- _REQUIREMENTS_
Where a line in the listing below contains the word "nature", copy that line.

- _RECORDS TO USE_
--- begin ---

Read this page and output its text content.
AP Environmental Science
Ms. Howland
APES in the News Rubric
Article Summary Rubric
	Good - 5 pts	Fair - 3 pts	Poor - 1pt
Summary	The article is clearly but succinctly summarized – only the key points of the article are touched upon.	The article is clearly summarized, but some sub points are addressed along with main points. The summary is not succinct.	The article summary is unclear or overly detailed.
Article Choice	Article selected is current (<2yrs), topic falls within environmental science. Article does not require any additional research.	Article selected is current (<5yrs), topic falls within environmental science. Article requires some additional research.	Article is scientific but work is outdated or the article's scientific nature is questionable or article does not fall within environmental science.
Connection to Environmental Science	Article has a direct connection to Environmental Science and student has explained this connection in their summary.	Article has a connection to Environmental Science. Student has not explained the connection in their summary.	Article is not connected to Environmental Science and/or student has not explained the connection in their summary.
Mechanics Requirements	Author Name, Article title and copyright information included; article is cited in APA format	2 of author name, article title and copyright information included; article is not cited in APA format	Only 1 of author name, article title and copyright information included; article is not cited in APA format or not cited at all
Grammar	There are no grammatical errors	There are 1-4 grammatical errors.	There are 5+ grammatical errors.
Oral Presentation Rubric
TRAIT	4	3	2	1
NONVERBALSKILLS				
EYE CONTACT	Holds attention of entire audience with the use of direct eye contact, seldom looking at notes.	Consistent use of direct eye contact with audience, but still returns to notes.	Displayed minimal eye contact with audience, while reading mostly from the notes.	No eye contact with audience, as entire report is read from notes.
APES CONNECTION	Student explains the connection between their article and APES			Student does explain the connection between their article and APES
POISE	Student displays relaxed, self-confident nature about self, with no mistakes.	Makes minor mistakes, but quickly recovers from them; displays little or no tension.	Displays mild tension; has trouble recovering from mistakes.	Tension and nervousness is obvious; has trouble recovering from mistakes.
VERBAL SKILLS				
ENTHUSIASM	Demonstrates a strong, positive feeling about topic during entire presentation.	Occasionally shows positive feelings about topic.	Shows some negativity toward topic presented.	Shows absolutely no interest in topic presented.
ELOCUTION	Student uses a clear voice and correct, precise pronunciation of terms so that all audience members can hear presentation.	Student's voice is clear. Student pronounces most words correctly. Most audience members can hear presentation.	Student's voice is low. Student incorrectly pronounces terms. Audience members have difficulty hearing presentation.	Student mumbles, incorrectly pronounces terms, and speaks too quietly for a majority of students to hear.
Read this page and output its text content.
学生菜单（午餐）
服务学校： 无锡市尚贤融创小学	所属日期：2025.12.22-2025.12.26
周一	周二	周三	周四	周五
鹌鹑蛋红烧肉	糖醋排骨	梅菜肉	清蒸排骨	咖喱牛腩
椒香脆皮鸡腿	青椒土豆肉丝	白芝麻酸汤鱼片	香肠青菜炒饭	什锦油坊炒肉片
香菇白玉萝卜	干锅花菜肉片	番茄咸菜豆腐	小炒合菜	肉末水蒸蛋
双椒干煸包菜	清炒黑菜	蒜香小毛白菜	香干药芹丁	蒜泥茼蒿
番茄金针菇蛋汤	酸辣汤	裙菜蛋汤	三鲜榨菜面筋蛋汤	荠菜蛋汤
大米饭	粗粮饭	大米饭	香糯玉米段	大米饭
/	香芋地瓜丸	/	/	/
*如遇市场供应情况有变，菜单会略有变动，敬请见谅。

--- end ---

- _SOLUTION TO THE PROBLEM_
Article Choice	Article selected is current (<2yrs), topic falls within environmental science. Article does not require any additional research.	Article selected is current (<5yrs), topic falls within environmental science. Article requires some additional research.	Article is scientific but work is outdated or the article's scientific nature is questionable or article does not fall within environmental science.
POISE	Student displays relaxed, self-confident nature about self, with no mistakes.	Makes minor mistakes, but quickly recovers from them; displays little or no tension.	Displays mild tension; has trouble recovering from mistakes.	Tension and nervousness is obvious; has trouble recovering from mistakes.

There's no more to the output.